┌──
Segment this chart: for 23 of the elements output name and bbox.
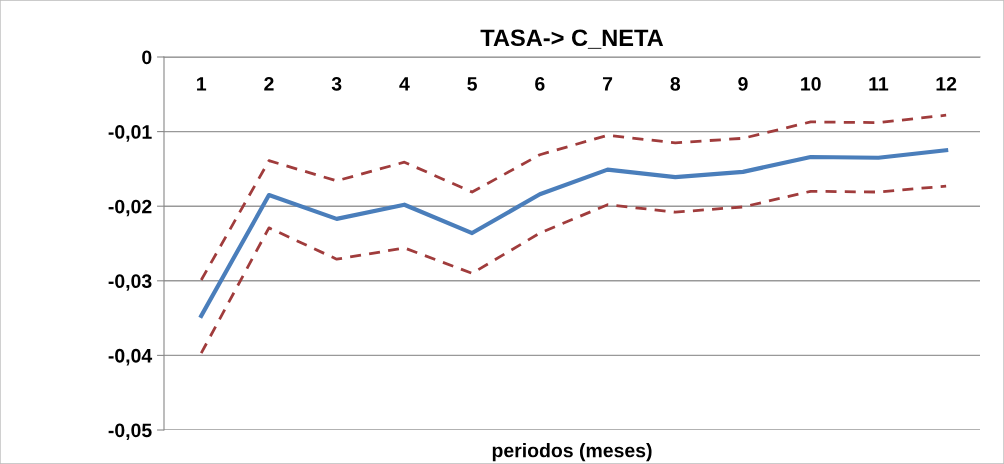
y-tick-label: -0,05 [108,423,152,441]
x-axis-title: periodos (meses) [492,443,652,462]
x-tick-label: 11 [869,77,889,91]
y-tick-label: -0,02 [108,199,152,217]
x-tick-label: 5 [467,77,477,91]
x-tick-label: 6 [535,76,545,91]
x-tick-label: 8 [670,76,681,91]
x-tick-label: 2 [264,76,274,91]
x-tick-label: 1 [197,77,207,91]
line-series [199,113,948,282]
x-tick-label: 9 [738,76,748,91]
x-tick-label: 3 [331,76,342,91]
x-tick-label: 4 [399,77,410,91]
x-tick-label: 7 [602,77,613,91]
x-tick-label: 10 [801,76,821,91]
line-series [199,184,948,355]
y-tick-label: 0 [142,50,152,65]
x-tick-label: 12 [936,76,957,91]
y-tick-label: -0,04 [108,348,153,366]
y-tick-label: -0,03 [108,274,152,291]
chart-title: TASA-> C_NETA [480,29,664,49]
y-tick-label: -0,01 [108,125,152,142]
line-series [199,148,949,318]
└──
__Instruction__. Copy the rows above again, changing "bbox" to "bounding box" and leaving everything else as it was. Omit the pictures.

__Response to this exercise__.
Segment this chart: for 23 of the elements output name and bounding box.
y-tick-label: -0,05 [108,423,152,441]
x-axis-title: periodos (meses) [492,443,652,462]
x-tick-label: 11 [869,77,889,91]
y-tick-label: -0,02 [108,199,152,217]
x-tick-label: 5 [467,77,477,91]
x-tick-label: 6 [535,76,545,91]
x-tick-label: 8 [670,76,681,91]
x-tick-label: 2 [264,76,274,91]
x-tick-label: 1 [197,77,207,91]
line-series [199,113,948,282]
x-tick-label: 9 [738,76,748,91]
x-tick-label: 3 [331,76,342,91]
x-tick-label: 4 [399,77,410,91]
x-tick-label: 7 [602,77,613,91]
x-tick-label: 10 [801,76,821,91]
line-series [199,184,948,355]
y-tick-label: 0 [142,50,152,65]
x-tick-label: 12 [936,76,957,91]
y-tick-label: -0,04 [108,348,153,366]
y-tick-label: -0,03 [108,274,152,291]
chart-title: TASA-> C_NETA [480,29,664,49]
y-tick-label: -0,01 [108,125,152,142]
line-series [199,148,949,318]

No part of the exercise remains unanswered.